## Aim
Only lines with the string "Infiniti" matter here; gather them from the material below.
# Source data start
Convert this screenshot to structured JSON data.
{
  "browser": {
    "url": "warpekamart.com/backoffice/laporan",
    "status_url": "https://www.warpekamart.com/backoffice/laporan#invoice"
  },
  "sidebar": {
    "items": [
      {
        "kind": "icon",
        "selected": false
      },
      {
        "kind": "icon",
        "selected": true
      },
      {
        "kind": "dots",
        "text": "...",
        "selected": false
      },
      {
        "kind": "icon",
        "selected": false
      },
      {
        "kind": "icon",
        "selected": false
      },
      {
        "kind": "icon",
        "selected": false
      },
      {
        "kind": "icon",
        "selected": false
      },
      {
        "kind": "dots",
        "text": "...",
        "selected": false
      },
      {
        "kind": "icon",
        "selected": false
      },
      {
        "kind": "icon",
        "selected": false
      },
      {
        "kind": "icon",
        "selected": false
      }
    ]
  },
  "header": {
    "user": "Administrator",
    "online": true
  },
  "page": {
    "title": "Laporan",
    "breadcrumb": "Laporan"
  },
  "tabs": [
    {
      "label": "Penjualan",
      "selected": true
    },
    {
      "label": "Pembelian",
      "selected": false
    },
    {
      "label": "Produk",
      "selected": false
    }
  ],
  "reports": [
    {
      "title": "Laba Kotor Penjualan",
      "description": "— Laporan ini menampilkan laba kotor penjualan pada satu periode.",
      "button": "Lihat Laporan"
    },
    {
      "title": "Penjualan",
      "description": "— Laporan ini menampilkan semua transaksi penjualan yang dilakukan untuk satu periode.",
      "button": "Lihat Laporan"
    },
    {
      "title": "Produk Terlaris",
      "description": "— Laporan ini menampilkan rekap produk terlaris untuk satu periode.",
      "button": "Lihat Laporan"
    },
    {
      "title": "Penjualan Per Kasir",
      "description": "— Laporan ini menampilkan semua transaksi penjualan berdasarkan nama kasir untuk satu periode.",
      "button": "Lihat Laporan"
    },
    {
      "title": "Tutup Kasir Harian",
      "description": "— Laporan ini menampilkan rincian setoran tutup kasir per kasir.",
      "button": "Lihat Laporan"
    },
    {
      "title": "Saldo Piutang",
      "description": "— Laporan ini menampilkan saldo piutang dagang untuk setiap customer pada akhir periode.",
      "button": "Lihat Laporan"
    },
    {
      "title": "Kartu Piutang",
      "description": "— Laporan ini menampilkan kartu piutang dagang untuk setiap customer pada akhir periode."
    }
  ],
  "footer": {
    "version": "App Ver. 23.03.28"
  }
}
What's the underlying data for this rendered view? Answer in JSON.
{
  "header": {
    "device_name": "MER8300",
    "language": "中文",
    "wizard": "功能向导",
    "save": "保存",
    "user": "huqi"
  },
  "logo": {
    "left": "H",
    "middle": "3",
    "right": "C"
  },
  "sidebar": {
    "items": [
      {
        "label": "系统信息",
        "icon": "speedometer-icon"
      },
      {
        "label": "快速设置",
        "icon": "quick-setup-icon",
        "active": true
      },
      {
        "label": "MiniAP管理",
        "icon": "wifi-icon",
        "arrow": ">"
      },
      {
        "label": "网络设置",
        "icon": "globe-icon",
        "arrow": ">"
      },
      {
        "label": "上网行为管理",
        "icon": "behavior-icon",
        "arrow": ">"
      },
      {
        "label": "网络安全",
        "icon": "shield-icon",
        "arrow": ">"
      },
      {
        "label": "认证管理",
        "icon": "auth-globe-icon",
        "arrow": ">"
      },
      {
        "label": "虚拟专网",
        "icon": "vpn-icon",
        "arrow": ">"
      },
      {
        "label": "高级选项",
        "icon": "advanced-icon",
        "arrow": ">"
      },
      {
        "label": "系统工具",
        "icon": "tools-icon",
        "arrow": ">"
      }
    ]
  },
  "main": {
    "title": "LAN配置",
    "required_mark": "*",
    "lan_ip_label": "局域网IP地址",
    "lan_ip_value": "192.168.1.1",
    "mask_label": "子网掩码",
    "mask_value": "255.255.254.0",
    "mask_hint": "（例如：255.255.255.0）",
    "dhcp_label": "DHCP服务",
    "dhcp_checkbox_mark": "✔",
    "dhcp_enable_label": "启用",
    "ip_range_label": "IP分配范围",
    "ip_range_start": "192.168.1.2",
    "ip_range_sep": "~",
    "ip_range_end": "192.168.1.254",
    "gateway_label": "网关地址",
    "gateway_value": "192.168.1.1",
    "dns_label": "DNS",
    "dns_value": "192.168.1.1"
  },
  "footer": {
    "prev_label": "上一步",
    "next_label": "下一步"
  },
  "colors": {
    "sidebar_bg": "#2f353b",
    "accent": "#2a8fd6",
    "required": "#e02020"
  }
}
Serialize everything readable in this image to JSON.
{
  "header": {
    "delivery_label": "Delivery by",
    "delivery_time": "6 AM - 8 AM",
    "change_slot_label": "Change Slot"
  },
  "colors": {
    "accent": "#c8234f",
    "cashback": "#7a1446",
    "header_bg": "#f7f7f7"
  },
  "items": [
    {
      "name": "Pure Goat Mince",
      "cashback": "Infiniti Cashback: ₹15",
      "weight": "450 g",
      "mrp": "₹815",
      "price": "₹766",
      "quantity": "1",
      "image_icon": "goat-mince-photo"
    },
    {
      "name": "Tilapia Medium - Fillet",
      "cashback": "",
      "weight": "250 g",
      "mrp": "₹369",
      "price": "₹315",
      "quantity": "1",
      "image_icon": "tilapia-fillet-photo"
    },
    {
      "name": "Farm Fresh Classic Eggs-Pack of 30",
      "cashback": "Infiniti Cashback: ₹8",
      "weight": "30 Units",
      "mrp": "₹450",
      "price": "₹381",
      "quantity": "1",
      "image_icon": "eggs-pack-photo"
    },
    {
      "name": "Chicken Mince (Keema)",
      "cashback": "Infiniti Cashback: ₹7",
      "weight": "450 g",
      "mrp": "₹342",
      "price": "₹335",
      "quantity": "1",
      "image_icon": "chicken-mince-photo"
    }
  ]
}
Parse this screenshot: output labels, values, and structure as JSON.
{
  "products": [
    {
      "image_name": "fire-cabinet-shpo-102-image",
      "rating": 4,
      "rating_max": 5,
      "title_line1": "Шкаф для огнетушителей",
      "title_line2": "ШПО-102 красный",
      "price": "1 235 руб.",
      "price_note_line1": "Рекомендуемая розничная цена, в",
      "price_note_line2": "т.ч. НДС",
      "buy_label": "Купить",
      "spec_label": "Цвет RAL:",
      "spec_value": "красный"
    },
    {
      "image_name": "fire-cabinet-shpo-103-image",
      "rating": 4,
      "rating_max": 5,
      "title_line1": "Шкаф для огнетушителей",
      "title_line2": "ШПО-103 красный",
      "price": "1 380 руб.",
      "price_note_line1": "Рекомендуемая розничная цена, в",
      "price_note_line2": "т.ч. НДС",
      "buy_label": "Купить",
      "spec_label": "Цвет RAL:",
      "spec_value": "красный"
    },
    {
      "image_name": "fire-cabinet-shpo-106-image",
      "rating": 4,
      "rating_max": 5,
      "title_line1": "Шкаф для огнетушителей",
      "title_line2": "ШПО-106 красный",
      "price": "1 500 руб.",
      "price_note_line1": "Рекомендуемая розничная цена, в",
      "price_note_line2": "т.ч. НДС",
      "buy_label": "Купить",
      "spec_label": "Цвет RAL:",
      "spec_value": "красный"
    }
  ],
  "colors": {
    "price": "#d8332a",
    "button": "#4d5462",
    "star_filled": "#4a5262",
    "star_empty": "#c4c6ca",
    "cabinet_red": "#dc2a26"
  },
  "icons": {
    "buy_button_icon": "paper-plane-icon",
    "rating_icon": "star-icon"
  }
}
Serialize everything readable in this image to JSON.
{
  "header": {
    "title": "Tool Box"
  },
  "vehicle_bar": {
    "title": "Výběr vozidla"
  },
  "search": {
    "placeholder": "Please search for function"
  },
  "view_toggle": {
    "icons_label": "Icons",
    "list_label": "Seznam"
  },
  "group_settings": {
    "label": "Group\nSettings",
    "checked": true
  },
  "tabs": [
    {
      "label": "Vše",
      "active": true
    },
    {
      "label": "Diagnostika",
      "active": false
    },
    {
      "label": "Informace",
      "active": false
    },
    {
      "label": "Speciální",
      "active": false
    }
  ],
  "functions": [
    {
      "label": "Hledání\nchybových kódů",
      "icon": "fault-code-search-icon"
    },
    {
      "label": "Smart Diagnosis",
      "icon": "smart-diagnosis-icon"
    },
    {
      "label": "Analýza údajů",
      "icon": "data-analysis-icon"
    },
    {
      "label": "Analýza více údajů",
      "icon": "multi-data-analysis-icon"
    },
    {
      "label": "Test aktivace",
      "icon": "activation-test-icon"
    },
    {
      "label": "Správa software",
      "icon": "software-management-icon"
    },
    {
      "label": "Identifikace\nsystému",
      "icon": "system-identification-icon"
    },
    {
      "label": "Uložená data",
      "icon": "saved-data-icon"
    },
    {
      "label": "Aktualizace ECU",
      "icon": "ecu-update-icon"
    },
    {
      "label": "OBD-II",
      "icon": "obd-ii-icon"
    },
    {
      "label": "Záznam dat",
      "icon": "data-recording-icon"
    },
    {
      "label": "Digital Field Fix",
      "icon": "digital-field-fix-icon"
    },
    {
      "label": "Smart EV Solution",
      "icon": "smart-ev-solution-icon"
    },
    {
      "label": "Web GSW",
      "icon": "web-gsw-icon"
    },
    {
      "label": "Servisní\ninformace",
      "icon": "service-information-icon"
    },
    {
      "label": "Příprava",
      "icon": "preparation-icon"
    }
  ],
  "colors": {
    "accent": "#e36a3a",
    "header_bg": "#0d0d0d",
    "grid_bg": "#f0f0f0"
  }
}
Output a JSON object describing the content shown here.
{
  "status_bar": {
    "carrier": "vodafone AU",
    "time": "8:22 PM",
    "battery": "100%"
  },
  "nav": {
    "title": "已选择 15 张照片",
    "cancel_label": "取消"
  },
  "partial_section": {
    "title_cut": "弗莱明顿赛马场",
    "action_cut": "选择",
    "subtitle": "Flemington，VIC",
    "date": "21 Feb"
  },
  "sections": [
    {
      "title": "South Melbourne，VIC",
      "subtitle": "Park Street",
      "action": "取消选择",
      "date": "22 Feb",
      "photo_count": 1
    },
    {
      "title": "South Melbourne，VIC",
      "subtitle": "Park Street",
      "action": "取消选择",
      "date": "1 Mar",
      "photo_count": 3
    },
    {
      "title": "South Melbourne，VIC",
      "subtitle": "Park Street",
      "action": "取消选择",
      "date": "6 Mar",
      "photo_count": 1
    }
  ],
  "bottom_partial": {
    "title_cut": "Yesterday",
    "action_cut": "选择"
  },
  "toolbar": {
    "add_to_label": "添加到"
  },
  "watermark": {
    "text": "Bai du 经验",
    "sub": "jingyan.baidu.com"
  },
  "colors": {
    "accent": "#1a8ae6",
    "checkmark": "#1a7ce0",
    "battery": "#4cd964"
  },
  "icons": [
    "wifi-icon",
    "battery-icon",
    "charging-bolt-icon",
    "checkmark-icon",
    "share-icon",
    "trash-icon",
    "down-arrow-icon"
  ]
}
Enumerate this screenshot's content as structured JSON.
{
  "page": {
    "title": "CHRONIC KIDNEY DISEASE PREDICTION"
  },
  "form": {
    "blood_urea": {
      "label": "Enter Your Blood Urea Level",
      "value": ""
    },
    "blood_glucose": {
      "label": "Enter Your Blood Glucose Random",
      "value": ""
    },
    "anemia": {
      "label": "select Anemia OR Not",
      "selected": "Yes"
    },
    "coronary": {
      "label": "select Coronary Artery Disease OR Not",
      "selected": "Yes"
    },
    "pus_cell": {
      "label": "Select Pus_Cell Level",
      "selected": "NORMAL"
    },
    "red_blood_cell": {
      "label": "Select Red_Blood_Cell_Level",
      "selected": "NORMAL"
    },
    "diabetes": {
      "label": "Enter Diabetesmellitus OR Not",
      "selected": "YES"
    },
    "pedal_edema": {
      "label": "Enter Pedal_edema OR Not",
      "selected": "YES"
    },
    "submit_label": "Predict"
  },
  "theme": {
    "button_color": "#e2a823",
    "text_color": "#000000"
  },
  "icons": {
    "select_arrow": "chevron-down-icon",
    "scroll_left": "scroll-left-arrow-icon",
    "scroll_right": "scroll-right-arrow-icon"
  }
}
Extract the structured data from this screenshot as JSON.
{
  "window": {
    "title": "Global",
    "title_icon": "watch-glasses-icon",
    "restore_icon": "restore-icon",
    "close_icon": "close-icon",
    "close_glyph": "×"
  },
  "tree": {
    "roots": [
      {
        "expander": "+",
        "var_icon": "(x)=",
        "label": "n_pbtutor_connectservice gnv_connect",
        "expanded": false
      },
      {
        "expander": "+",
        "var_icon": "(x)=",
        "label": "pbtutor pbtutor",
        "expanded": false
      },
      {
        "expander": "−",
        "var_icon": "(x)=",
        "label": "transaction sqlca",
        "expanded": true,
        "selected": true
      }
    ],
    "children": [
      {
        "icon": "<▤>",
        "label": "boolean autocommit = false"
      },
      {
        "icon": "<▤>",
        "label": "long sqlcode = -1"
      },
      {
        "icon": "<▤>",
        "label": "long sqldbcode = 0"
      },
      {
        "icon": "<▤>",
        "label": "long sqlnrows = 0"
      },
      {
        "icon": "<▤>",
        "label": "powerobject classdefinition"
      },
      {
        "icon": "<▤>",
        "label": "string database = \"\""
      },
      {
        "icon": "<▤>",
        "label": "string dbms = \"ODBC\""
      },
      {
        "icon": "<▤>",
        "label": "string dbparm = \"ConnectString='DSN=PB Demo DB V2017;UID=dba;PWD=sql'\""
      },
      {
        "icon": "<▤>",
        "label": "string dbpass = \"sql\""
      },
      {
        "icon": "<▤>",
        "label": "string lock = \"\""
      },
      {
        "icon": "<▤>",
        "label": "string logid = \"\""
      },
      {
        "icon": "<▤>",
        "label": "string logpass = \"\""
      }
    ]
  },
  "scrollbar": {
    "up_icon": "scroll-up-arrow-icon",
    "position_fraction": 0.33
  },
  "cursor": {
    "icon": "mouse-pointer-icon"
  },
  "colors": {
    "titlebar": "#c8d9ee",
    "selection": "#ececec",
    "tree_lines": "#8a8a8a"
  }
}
# Source data end
## Reply
      "cashback": "Infiniti Cashback: ₹15",
      "cashback": "Infiniti Cashback: ₹8",
      "cashback": "Infiniti Cashback: ₹7",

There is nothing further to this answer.